● TASK: From the records, pick out and copy each line containing "values".

● Records from a data source:
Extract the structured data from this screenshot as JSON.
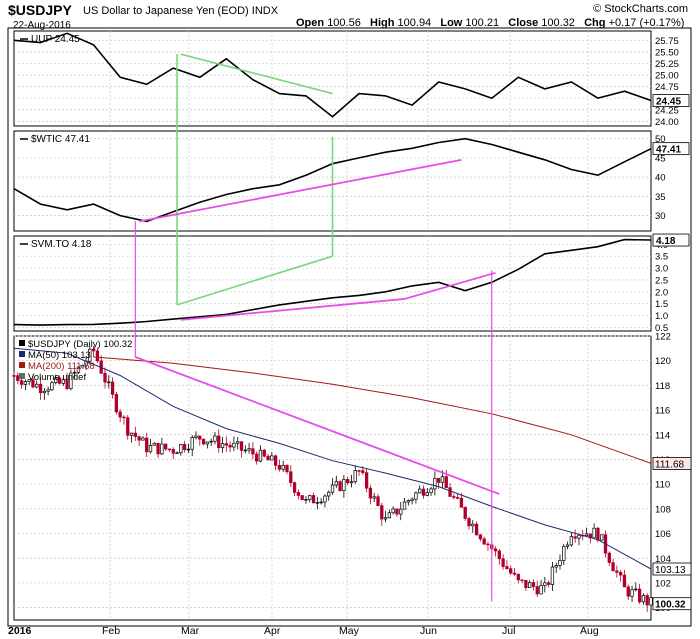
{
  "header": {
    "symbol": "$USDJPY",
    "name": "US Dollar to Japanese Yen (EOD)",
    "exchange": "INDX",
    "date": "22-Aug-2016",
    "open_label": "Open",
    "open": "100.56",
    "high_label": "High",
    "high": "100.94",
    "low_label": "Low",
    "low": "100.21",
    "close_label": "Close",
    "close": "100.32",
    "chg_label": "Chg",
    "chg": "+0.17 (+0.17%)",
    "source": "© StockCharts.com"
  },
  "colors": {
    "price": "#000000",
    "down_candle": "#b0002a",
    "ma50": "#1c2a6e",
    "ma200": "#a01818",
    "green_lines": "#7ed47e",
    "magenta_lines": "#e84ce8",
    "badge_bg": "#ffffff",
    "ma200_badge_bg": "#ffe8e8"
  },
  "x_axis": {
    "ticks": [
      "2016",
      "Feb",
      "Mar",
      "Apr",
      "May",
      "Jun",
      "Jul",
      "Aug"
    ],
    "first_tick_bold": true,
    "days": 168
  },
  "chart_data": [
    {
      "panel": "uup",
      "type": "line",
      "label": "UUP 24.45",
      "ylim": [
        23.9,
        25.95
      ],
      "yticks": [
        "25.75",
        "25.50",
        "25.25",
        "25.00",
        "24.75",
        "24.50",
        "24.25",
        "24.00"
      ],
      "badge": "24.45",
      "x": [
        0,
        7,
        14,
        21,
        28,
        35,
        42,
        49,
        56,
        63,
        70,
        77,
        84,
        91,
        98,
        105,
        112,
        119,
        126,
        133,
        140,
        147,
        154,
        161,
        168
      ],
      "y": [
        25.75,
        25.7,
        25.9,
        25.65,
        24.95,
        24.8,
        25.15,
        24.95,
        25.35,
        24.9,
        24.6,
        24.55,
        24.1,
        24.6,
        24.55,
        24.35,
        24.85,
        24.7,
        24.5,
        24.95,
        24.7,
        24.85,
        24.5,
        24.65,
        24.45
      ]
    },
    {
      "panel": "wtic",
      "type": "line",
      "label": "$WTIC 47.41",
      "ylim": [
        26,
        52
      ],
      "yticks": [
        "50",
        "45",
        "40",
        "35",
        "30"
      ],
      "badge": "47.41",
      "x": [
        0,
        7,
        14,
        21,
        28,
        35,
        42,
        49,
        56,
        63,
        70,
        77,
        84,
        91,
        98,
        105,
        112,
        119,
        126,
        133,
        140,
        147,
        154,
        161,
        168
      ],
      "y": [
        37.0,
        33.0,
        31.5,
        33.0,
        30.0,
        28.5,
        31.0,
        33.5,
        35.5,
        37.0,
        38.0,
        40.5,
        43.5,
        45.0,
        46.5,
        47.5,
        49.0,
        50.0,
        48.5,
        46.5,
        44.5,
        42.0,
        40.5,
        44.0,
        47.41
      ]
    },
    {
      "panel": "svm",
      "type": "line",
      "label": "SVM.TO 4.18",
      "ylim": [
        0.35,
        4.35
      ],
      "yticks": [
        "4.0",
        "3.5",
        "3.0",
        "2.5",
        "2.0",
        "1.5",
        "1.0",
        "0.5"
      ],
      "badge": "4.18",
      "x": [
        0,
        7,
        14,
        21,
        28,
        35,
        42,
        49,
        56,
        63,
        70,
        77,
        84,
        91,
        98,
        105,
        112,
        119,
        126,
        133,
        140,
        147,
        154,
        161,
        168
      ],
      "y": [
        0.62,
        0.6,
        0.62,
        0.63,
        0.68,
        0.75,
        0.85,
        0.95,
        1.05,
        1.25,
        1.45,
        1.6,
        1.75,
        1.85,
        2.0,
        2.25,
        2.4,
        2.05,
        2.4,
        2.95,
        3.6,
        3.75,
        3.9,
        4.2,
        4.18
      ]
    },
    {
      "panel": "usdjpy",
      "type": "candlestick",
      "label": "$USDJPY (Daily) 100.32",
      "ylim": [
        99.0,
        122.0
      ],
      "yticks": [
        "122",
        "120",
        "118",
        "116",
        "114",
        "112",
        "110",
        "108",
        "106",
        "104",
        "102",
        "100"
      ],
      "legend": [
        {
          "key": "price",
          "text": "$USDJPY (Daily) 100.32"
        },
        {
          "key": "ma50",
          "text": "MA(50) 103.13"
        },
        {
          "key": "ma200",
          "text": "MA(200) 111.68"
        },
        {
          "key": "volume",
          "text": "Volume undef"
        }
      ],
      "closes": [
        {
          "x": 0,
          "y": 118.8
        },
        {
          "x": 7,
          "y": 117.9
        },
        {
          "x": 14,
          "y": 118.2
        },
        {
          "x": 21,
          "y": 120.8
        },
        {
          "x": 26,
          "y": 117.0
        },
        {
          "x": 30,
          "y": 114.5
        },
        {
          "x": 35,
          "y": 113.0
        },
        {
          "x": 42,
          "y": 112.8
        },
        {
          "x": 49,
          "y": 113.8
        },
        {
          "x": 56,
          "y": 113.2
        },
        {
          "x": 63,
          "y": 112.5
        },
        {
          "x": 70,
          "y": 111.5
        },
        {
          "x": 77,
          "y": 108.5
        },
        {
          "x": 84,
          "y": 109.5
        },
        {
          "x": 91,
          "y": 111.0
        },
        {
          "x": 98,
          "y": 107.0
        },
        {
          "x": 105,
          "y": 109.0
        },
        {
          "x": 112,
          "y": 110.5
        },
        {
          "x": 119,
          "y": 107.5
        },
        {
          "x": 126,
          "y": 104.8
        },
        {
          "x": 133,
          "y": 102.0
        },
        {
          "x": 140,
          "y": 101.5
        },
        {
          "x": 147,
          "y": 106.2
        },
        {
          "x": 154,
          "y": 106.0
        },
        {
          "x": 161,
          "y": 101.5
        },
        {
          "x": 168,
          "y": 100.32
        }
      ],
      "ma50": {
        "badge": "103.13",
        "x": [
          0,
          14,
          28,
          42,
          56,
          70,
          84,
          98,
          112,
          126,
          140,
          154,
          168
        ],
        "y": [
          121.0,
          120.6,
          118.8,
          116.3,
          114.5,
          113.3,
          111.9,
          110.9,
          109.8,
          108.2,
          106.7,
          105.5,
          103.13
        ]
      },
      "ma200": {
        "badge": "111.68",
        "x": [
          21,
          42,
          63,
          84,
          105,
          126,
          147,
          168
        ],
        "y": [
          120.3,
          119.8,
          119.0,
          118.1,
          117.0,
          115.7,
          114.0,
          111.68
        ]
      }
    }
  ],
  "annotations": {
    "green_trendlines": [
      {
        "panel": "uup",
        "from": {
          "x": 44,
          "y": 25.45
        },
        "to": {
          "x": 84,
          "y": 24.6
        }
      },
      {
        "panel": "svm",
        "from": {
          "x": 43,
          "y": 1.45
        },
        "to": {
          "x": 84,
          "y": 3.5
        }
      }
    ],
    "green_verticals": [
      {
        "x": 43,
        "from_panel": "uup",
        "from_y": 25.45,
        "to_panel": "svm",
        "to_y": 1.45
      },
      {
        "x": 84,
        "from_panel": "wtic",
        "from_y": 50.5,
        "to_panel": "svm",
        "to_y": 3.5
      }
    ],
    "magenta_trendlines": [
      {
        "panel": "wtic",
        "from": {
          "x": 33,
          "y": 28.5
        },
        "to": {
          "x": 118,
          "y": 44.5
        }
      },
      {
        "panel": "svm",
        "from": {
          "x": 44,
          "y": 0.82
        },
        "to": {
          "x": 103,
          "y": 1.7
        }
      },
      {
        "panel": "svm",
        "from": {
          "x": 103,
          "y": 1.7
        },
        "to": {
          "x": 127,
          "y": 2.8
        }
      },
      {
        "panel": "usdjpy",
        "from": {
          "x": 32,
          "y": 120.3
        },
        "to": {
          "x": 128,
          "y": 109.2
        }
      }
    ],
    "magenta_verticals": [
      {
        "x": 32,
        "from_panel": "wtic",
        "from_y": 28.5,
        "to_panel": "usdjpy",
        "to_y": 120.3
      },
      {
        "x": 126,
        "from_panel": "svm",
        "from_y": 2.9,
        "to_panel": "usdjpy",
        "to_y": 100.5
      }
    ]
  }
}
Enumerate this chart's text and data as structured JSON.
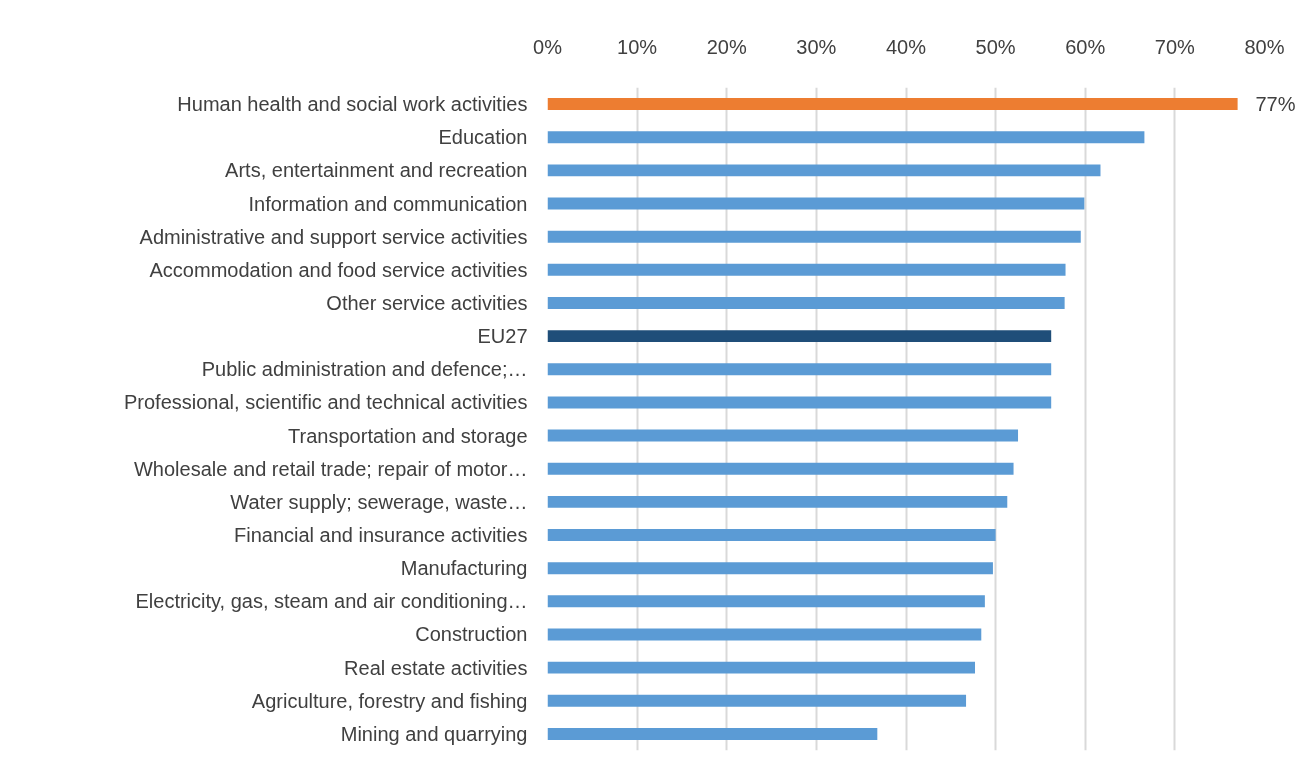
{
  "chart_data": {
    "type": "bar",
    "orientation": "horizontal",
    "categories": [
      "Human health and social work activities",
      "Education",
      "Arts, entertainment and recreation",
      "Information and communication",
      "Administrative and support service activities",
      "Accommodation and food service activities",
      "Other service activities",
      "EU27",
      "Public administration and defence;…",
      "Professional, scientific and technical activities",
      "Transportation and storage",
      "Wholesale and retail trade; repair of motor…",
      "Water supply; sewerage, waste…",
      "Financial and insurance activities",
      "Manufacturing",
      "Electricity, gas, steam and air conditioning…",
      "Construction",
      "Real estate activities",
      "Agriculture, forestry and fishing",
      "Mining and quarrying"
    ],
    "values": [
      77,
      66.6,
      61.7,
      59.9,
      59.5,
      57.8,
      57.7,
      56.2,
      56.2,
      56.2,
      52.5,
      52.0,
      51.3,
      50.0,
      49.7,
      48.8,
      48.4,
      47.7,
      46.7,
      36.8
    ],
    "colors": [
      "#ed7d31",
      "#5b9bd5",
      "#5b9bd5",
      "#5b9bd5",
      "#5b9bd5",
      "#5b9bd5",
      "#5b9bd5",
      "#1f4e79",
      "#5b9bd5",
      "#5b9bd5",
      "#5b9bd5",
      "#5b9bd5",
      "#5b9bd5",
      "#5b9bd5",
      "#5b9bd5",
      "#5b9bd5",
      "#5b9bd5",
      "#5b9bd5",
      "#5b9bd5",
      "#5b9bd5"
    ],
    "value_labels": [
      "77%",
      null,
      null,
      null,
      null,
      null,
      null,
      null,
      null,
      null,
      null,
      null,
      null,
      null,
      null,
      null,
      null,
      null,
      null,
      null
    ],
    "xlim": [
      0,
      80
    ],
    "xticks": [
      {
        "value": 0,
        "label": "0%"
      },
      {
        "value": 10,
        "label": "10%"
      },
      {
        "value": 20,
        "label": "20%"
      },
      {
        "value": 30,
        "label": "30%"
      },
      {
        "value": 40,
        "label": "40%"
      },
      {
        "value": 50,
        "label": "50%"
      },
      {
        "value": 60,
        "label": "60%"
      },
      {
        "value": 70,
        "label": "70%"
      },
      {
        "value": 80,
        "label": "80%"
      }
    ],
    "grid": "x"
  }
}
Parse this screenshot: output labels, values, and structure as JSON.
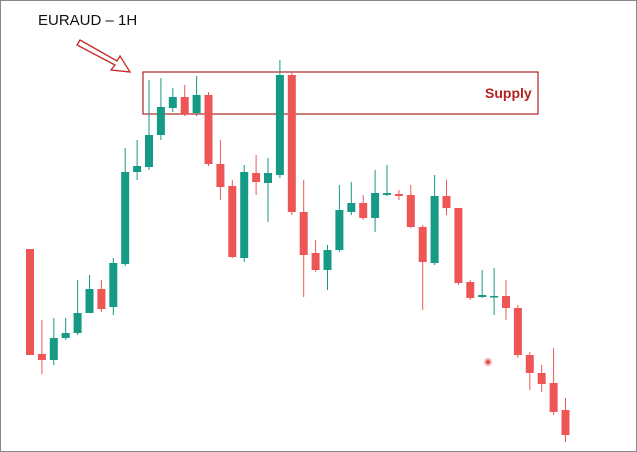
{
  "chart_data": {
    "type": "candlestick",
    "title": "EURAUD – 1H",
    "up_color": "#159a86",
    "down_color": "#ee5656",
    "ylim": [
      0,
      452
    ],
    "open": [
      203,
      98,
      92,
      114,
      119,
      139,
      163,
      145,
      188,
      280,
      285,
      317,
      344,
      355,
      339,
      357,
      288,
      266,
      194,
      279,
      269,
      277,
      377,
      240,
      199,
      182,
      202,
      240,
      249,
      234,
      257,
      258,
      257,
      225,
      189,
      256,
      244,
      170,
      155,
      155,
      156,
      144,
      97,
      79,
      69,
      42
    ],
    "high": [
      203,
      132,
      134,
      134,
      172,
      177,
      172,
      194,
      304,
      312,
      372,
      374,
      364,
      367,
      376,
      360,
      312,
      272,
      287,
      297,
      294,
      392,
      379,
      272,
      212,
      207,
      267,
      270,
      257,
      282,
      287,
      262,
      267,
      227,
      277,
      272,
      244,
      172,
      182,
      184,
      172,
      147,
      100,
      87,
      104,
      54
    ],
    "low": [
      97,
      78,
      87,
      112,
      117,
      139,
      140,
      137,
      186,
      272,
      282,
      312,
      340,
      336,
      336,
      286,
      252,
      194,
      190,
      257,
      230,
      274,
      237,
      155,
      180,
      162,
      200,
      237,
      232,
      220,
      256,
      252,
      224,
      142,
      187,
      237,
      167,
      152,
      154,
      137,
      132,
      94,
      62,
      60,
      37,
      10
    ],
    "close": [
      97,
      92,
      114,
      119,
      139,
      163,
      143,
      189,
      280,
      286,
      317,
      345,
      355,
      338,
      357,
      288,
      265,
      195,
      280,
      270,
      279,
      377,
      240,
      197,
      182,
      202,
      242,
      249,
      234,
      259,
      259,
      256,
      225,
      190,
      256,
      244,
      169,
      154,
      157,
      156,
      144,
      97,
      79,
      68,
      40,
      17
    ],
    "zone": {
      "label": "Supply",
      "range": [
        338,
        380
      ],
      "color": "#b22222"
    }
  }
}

● COMPLETED EXERCISE:
    "values": [
Parse this screenshot: output labels, values, and structure as JSON.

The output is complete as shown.